Task objective: Pull out every line below containing the word "ومنها".

[Records excerpted from a collection]
——————

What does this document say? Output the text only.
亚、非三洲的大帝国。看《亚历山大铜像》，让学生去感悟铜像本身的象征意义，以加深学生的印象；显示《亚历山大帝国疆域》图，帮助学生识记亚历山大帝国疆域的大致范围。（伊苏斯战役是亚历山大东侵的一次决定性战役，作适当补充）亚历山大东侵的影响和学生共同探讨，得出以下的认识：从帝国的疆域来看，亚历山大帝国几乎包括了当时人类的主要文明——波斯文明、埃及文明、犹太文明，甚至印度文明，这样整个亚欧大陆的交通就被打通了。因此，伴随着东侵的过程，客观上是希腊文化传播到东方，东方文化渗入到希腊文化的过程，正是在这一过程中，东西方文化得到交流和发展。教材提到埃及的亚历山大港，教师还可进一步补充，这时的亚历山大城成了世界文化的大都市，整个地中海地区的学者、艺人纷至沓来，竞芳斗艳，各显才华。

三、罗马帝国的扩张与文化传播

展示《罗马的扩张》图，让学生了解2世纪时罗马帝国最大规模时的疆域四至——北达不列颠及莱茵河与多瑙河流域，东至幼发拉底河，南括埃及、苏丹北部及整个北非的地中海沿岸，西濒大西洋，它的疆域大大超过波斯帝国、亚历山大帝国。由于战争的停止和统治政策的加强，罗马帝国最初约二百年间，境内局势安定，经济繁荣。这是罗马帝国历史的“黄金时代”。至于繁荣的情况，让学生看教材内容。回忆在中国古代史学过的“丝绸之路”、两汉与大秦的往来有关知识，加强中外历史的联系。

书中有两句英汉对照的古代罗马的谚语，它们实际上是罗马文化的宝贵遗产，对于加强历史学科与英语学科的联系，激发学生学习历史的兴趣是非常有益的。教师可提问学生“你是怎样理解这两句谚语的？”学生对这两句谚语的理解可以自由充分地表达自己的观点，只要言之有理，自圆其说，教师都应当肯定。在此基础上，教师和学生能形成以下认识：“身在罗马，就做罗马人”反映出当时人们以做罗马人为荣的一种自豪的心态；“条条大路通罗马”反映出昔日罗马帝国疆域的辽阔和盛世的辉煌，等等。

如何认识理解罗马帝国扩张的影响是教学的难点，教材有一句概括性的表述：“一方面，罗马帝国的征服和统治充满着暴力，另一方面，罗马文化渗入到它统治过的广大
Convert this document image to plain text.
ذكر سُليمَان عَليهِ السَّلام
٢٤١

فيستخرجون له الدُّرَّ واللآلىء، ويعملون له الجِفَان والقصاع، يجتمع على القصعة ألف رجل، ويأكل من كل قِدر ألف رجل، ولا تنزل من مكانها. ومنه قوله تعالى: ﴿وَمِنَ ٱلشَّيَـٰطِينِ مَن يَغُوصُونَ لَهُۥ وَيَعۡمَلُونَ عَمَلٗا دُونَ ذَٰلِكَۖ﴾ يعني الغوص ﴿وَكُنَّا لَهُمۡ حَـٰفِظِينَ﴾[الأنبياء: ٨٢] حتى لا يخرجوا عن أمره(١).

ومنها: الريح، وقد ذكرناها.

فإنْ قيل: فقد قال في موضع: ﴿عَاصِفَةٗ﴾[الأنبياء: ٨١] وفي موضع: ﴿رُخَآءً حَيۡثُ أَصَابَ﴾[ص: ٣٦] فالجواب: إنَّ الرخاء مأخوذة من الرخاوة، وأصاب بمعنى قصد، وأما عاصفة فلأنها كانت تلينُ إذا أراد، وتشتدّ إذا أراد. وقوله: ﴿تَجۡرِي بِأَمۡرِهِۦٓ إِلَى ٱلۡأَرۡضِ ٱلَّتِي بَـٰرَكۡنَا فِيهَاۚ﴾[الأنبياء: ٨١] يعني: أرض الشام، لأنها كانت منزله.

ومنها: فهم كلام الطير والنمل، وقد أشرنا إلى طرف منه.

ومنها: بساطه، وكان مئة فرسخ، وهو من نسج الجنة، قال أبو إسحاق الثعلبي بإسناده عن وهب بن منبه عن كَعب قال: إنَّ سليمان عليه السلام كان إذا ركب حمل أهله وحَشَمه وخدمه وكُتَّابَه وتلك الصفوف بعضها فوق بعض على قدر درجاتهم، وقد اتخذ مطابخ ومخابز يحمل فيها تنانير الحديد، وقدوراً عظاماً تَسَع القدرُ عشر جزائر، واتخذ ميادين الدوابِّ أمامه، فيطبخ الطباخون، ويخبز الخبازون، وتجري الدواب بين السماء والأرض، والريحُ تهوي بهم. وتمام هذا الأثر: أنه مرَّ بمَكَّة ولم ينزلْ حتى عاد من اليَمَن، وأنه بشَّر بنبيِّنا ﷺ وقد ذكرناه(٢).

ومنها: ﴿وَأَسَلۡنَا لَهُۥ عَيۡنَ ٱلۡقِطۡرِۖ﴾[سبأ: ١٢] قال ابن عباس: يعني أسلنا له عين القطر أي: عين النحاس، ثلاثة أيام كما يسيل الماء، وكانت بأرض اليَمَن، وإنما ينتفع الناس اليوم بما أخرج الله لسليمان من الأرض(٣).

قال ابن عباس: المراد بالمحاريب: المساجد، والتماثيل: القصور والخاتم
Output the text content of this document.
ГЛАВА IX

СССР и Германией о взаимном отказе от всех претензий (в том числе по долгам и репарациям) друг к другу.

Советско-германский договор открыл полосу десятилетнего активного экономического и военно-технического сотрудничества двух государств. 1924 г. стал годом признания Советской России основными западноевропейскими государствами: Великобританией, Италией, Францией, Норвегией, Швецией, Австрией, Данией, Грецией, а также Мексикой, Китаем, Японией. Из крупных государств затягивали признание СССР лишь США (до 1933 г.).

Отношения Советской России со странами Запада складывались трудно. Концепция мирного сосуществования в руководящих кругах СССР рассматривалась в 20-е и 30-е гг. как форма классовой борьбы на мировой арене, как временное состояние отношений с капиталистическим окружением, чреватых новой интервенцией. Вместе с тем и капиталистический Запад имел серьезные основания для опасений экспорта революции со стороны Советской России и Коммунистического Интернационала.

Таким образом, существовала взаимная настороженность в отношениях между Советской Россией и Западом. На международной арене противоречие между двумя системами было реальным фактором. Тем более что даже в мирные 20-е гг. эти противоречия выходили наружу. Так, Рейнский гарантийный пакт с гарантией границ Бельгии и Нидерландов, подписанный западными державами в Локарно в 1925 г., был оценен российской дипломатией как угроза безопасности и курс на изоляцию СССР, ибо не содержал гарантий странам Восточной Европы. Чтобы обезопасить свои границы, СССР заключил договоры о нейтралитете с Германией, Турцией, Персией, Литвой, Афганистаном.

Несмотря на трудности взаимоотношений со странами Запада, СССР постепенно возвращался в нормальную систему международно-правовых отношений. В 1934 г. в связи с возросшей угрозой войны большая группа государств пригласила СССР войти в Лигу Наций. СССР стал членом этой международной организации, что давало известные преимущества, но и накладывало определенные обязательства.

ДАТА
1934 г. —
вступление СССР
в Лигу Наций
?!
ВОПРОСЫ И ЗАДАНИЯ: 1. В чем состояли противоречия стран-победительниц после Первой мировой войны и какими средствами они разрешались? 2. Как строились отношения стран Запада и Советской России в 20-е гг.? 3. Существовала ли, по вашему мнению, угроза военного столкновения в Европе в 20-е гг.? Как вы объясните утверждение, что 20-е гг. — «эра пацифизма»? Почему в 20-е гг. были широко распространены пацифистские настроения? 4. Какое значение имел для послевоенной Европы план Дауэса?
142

——————

Answer to the task:
ومنها: الريح، وقد ذكرناها.
ومنها: فهم كلام الطير والنمل، وقد أشرنا إلى طرف منه.
ومنها: بساطه، وكان مئة فرسخ، وهو من نسج الجنة، قال أبو إسحاق الثعلبي بإسناده عن وهب بن منبه عن كَعب قال: إنَّ سليمان عليه السلام كان إذا ركب حمل أهله وحَشَمه وخدمه وكُتَّابَه وتلك الصفوف بعضها فوق بعض على قدر درجاتهم، وقد اتخذ مطابخ ومخابز يحمل فيها تنانير الحديد، وقدوراً عظاماً تَسَع القدرُ عشر جزائر، واتخذ ميادين الدوابِّ أمامه، فيطبخ الطباخون، ويخبز الخبازون، وتجري الدواب بين السماء والأرض، والريحُ تهوي بهم. وتمام هذا الأثر: أنه مرَّ بمَكَّة ولم ينزلْ حتى عاد من اليَمَن، وأنه بشَّر بنبيِّنا ﷺ وقد ذكرناه(٢).
ومنها: ﴿وَأَسَلۡنَا لَهُۥ عَيۡنَ ٱلۡقِطۡرِۖ﴾[سبأ: ١٢] قال ابن عباس: يعني أسلنا له عين القطر أي: عين النحاس، ثلاثة أيام كما يسيل الماء، وكانت بأرض اليَمَن، وإنما ينتفع الناس اليوم بما أخرج الله لسليمان من الأرض(٣).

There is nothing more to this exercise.